### What to do
All entries below need to be written out exactly, but without their pictures.

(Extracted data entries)
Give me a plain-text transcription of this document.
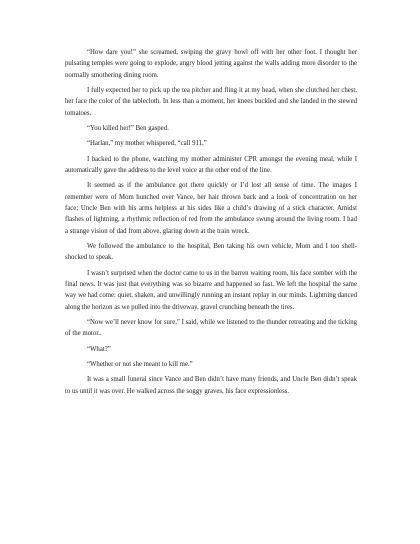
“How dare you!” she screamed, swiping the gravy bowl off with her other foot. I thought her pulsating temples were going to explode, angry blood jetting against the walls adding more disorder to the normally smothering dining room.

I fully expected her to pick up the tea pitcher and fling it at my head, when she clutched her chest, her face the color of the tablecloth. In less than a moment, her knees buckled and she landed in the stewed tomatoes.

“You killed her!” Ben gasped.

“Harlan,” my mother whispered, “call 911.”

I backed to the phone, watching my mother administer CPR amongst the evening meal, while I automatically gave the address to the level voice at the other end of the line.

It seemed as if the ambulance got there quickly or I’d lost all sense of time. The images I remember were of Mom hunched over Vance, her hair thrown back and a look of concentration on her face; Uncle Ben with his arms helpless at his sides like a child’s drawing of a stick character. Amidst flashes of lightning, a rhythmic reflection of red from the ambulance swung around the living room. I had a strange vision of dad from above, glaring down at the train wreck.

We followed the ambulance to the hospital, Ben taking his own vehicle, Mom and I too shell-shocked to speak.

I wasn’t surprised when the doctor came to us in the barren waiting room, his face somber with the final news. It was just that everything was so bizarre and happened so fast. We left the hospital the same way we had come: quiet, shaken, and unwillingly running an instant replay in our minds. Lightning danced along the horizon as we pulled into the driveway, gravel crunching beneath the tires.

“Now we’ll never know for sure,” I said, while we listened to the thunder retreating and the ticking of the motor..

“What?”

“Whether or not she meant to kill me.”

It was a small funeral since Vance and Ben didn’t have many friends, and Uncle Ben didn’t speak to us until it was over. He walked across the soggy graves, his face expressionless.
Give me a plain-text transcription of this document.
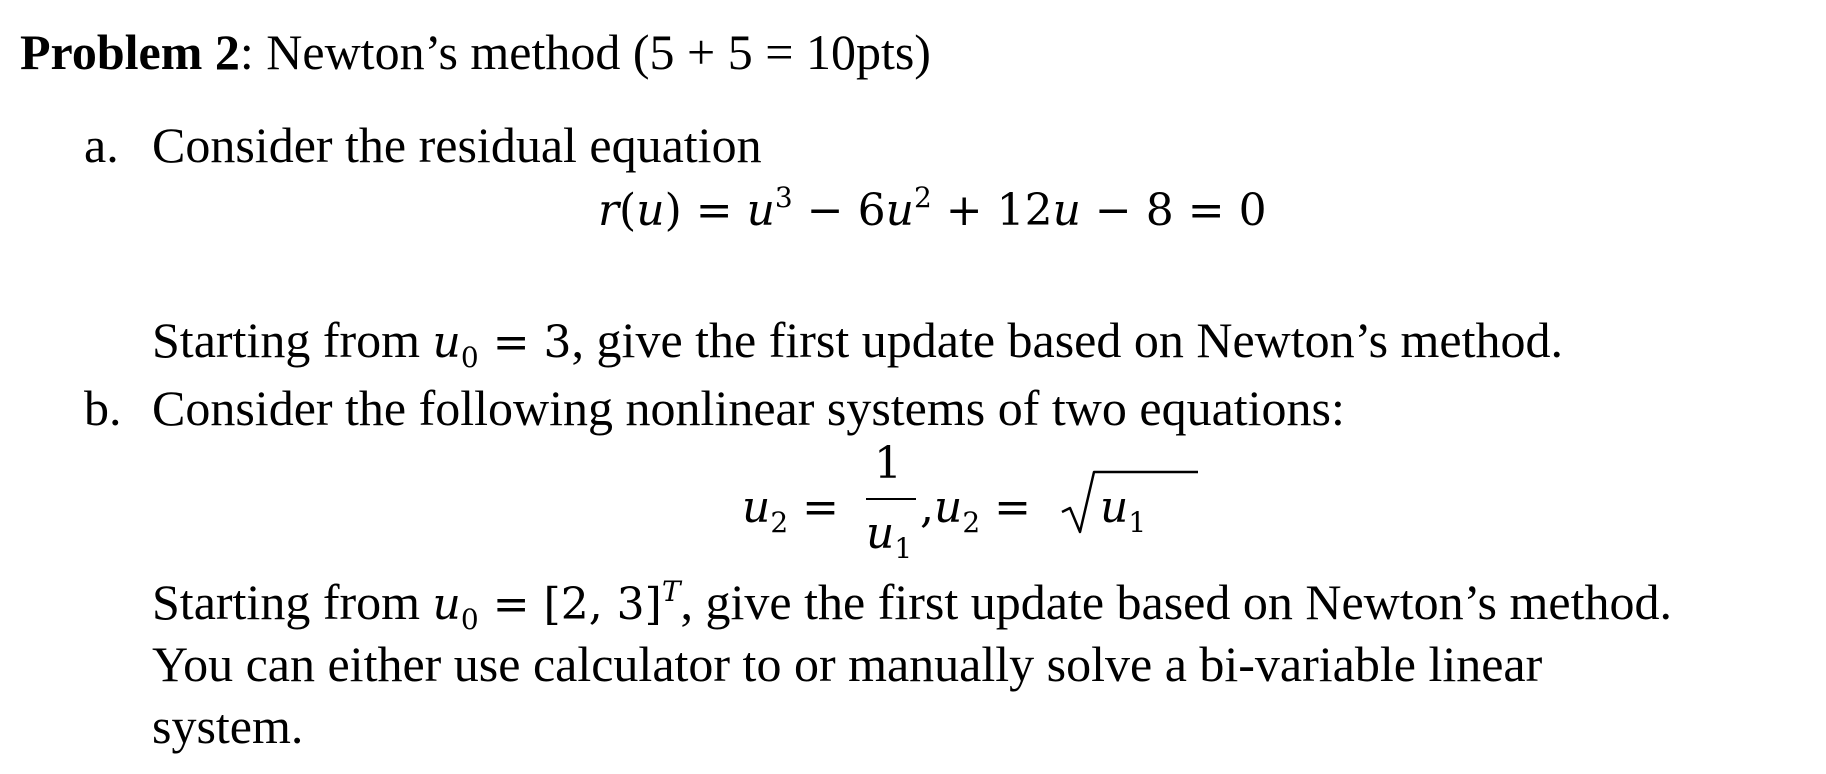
Problem 2: Newton’s method (5 + 5 = 10pts)
a. Consider the residual equation
$r(u) = u^3 - 6u^2 + 12u - 8 = 0$
Starting from $u_0 = 3$, give the first update based on Newton’s method.
b. Consider the following nonlinear systems of two equations:
$u_2$ =
1
$u_1$
$,u_2 = u_1$
Starting from $u_0 = [2$, 3]$^T$, give the first update based on Newton’s method.
You can either use calculator to or manually solve a bi-variable linear
system.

### Answer for this exercise
Give me a plain-text transcription of this document.
“How dare you!” she screamed, swiping the gravy bowl off with her other foot. I thought her pulsating temples were going to explode, angry blood jetting against the walls adding more disorder to the normally smothering dining room.

I fully expected her to pick up the tea pitcher and fling it at my head, when she clutched her chest, her face the color of the tablecloth. In less than a moment, her knees buckled and she landed in the stewed tomatoes.

“You killed her!” Ben gasped.

“Harlan,” my mother whispered, “call 911.”

I backed to the phone, watching my mother administer CPR amongst the evening meal, while I automatically gave the address to the level voice at the other end of the line.

It seemed as if the ambulance got there quickly or I’d lost all sense of time. The images I remember were of Mom hunched over Vance, her hair thrown back and a look of concentration on her face; Uncle Ben with his arms helpless at his sides like a child’s drawing of a stick character. Amidst flashes of lightning, a rhythmic reflection of red from the ambulance swung around the living room. I had a strange vision of dad from above, glaring down at the train wreck.

We followed the ambulance to the hospital, Ben taking his own vehicle, Mom and I too shell-shocked to speak.

I wasn’t surprised when the doctor came to us in the barren waiting room, his face somber with the final news. It was just that everything was so bizarre and happened so fast. We left the hospital the same way we had come: quiet, shaken, and unwillingly running an instant replay in our minds. Lightning danced along the horizon as we pulled into the driveway, gravel crunching beneath the tires.

“Now we’ll never know for sure,” I said, while we listened to the thunder retreating and the ticking of the motor..

“What?”

“Whether or not she meant to kill me.”

It was a small funeral since Vance and Ben didn’t have many friends, and Uncle Ben didn’t speak to us until it was over. He walked across the soggy graves, his face expressionless.
Give me a plain-text transcription of this document.
Problem 2: Newton’s method (5 + 5 = 10pts)
a. Consider the residual equation
$r(u) = u^3 - 6u^2 + 12u - 8 = 0$
Starting from $u_0 = 3$, give the first update based on Newton’s method.
b. Consider the following nonlinear systems of two equations:
$u_2$ =
1
$u_1$
$,u_2 = u_1$
Starting from $u_0 = [2$, 3]$^T$, give the first update based on Newton’s method.
You can either use calculator to or manually solve a bi-variable linear
system.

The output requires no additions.